課題の目的 1> 天理参考館報第32号の紹介文に照らして、次の(a)〜(c)がそれぞれ本文と一致するかを「はい」か「いいえ」で答えてください。判断の決め手となる本文の語句を、そのまま引用して添えてください。(a) 子壽里庫コレクションは、当館が所蔵する海外民族資料の1割強を占める。(b) 1930年の巡教の行き先はインドであった。(c) 池田游達氏の鞠の製作作業は、写真で記録された。

本文部分>
刊行物

天理参考館報

天理参考館報 第32号

A4版・カラー図版4P・モノクロ78P、税抜き500円

2019.10発行

頒価:550円

(学)天理大学出版部


I 論文・研究ノート
 天理参考館所蔵の人形木棺(登録番号E1)について……藤井信之
 岸本五兵衛に関する覚書(その1)……中尾徳仁

当館が所蔵する海外民族資料(約3万点)の1割強を占めるのが、岸本五兵衛蒐集による「子壽里庫(ねずりこ)コレクション」である。岸本は大阪府西長堀で汽船会社を家業とする岸本家に生まれ、家督相続後は金融業・製造業・保険業等さまざまな分野に投資を行いつつ、国内外の郷土玩具や海外の民俗資料を多数蒐集した。本稿ではコレクターの視点からみた岸本の経歴、およびコレクションが形成された経緯について紹介する。

 世界隅から隅まで-当館創設者と海外巡教(その2)-……梅谷昭範

前稿(『天理参考館報第30号』に掲載)に引き続き、当館創設者である中山正善・天理教二代真柱が行った19度にわたる海外巡教を様々な角度から振り返り、そこで得られた知見がどのように教団運営や布教活動の上に反映されていったかを紹介する。本稿では、1930年に行われた中国への巡教について、その旅行記である『上海から北平へ』を基にして足跡を辿る。

 蹴鞠の鞠製作技術紹介 -池田游達氏の事例-……幡鎌真理

『天理参考館報第28号』において、蹴鞠保存会(しゅうきくほぞんかい)理事山本隆史氏による鞠の製作工程を紹介した。今回はそれとは別の事例として、けまり鞠遊会(きくゆうかい)池田游達(ゆうたつ)氏の技法を考察する。前回同様に一連の作業を動画に記録するなかで、機軸となるところを文章にまとめた。蹴鞠の鞠製作に関して現在まで伝えられた記録は少なく、主に2点の文献が参考にされている。それらと池田氏の手法を、生皮処理から完成まで各工程の違いを比較考察した。

課題の目的 2> 下の一覧で「person」という文字列を含む行の数を数え、その数だけを答えてください。

一連の記録>
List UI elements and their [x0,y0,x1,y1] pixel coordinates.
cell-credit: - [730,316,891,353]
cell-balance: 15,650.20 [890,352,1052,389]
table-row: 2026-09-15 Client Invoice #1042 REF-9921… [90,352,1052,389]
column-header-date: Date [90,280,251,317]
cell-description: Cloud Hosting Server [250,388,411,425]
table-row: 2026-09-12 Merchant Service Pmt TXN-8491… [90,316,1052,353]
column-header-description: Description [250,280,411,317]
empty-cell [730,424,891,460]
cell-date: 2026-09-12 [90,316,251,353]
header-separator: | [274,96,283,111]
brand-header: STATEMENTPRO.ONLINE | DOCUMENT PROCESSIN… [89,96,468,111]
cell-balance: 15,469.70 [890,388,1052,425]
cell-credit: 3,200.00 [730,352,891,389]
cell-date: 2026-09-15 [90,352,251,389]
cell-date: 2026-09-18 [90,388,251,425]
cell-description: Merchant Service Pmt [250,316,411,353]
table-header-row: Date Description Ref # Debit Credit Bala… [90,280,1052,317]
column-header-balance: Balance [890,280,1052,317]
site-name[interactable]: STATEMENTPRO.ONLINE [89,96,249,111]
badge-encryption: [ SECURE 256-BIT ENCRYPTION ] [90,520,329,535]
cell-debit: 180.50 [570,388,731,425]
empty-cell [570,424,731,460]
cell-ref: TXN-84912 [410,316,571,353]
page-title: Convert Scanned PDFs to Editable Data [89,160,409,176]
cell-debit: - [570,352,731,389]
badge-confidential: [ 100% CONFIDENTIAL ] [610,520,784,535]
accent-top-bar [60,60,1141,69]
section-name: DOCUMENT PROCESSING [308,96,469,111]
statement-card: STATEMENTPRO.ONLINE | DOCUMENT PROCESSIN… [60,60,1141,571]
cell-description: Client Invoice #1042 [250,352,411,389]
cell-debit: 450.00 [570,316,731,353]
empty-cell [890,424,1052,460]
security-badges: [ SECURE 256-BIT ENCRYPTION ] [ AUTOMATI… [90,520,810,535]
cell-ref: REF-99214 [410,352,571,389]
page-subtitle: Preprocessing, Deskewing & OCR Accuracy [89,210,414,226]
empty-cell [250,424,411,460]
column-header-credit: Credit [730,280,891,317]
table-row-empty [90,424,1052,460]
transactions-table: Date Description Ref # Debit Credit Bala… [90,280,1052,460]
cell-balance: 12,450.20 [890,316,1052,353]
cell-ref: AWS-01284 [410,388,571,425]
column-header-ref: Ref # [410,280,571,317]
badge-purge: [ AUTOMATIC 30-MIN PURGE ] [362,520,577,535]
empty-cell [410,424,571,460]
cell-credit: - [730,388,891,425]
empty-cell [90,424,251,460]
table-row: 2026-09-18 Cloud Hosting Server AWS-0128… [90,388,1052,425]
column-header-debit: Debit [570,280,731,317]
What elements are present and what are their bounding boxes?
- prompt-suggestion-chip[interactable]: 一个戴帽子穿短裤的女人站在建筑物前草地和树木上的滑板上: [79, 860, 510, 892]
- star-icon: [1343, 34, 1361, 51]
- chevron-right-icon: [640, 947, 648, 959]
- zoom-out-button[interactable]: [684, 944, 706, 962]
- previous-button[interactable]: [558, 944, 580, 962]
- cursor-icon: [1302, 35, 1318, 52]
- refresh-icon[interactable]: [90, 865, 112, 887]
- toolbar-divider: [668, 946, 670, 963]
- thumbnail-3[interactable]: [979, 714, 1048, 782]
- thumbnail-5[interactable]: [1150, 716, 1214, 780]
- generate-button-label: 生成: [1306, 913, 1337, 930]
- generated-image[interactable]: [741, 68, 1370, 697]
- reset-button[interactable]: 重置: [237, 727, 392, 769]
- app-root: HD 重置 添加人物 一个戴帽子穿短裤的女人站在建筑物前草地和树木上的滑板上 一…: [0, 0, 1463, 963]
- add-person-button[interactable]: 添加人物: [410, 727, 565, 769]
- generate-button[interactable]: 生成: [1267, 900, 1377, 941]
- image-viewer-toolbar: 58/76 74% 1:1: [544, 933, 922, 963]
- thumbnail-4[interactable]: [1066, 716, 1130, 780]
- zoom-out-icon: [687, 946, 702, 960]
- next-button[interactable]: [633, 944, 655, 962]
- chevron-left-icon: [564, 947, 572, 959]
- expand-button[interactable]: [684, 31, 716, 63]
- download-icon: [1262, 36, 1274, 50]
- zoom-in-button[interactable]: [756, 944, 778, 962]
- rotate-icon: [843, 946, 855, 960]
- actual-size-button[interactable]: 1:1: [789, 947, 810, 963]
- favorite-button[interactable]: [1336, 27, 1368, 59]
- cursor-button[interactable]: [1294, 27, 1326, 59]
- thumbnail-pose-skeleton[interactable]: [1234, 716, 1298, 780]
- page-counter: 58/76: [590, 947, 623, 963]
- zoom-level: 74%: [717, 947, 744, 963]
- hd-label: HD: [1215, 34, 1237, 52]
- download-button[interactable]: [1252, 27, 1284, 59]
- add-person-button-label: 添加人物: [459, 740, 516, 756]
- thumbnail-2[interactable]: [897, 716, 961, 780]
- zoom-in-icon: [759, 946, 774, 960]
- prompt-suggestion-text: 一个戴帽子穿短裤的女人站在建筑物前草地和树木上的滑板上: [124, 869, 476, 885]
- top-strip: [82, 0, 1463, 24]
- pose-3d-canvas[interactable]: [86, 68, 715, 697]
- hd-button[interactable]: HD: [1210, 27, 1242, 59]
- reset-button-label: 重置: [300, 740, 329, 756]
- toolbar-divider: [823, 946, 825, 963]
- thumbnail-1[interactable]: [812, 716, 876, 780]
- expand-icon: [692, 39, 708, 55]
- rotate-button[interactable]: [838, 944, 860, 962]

* * *

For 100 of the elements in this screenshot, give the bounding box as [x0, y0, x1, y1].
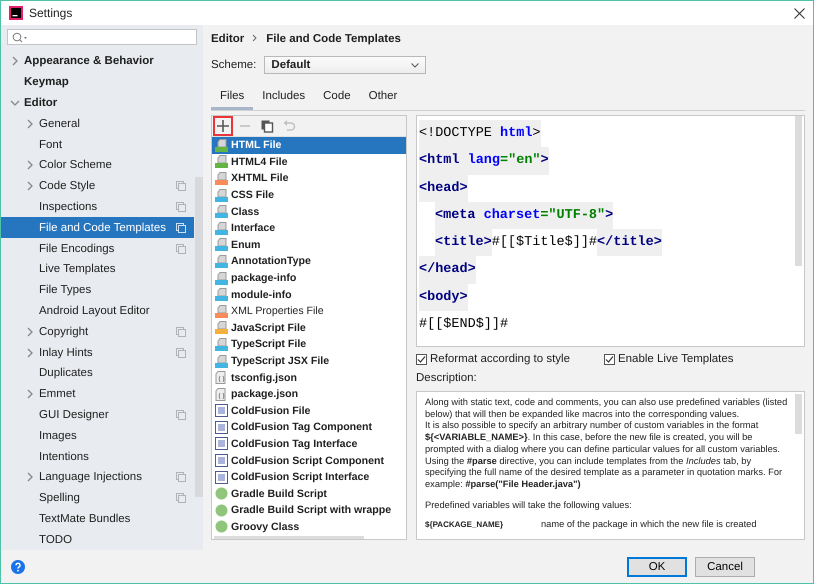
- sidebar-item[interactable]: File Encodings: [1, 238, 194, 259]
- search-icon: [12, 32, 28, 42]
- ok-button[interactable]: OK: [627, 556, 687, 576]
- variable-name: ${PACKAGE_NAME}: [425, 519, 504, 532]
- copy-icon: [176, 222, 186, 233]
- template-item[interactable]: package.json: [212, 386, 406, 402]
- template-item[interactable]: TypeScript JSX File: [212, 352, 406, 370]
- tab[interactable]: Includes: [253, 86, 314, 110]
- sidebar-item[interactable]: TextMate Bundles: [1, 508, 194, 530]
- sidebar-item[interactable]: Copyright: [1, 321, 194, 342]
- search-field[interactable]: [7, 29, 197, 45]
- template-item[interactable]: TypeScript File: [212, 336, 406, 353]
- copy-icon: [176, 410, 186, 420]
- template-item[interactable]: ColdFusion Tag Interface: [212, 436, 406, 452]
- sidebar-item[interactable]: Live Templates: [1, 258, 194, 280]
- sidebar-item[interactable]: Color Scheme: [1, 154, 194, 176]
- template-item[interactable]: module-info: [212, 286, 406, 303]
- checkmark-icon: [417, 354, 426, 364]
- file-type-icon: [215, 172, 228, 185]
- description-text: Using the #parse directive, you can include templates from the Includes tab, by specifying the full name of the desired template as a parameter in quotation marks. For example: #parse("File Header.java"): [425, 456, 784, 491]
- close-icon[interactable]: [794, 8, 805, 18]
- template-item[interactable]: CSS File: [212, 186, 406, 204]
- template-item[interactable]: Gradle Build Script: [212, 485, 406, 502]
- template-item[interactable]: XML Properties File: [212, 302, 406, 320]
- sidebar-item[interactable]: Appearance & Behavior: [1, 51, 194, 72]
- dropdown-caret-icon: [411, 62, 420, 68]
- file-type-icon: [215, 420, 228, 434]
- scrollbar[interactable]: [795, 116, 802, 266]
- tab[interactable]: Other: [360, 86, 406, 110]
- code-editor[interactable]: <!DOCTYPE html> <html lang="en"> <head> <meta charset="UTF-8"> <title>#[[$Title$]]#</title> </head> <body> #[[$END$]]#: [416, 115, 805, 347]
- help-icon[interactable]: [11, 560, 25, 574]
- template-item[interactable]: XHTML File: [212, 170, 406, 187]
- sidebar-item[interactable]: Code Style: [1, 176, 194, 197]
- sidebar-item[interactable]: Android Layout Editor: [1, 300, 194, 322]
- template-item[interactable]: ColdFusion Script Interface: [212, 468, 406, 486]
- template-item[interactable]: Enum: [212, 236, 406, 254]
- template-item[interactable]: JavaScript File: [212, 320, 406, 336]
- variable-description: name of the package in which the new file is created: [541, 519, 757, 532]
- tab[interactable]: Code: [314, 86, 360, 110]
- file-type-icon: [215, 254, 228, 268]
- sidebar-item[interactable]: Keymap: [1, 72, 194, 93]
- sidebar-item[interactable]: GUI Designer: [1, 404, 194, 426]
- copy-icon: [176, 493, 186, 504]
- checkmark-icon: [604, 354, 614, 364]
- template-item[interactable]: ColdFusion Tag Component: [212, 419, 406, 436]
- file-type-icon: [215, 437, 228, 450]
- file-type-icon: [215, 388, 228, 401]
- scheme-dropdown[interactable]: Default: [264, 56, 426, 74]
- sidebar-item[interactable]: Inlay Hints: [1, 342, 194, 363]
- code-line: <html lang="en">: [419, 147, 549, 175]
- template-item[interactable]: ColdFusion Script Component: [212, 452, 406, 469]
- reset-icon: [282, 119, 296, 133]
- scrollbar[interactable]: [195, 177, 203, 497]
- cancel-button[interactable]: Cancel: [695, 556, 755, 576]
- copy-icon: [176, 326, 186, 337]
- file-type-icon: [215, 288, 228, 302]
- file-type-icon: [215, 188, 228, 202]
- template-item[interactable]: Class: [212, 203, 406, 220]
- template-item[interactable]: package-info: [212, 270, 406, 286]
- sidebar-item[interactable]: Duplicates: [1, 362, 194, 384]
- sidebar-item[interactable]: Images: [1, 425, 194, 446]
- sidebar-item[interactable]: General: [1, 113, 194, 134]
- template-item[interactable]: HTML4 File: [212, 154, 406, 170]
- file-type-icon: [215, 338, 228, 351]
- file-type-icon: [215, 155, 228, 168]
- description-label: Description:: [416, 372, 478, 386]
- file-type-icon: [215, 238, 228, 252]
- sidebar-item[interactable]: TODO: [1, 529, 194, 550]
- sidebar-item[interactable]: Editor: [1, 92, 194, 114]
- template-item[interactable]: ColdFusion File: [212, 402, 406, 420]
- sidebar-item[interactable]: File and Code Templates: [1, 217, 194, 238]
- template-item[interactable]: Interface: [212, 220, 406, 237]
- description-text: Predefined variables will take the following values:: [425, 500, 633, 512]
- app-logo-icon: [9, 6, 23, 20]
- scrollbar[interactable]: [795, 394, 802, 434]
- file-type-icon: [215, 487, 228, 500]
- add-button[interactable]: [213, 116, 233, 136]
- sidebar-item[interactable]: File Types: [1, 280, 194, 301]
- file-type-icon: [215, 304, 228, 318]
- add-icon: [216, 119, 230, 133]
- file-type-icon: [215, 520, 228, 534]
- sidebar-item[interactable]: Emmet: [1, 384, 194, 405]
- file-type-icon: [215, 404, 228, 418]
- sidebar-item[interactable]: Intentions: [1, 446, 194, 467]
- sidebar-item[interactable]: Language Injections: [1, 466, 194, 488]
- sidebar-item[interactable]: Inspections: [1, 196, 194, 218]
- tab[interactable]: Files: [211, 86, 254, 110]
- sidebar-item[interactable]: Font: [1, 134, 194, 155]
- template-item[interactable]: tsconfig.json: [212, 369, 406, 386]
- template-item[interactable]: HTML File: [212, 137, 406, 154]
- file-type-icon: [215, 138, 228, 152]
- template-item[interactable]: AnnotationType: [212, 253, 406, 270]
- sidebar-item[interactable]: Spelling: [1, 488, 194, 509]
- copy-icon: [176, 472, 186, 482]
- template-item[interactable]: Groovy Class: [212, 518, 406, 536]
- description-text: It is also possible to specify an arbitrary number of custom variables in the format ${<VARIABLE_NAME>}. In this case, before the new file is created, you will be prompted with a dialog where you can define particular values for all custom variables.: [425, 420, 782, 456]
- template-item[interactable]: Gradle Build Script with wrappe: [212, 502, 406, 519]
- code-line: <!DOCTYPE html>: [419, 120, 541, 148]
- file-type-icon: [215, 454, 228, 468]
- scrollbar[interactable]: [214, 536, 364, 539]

結果 1>
(a) はい ―「当館が所蔵する海外民族資料(約3万点)の1割強を占めるのが、岸本五兵衛蒐集による「子壽里庫(ねずりこ)コレクション」である」
(b) いいえ ―「1930年に行われた中国への巡教」
(c) いいえ ―「一連の作業を動画に記録する」

結果 2> 2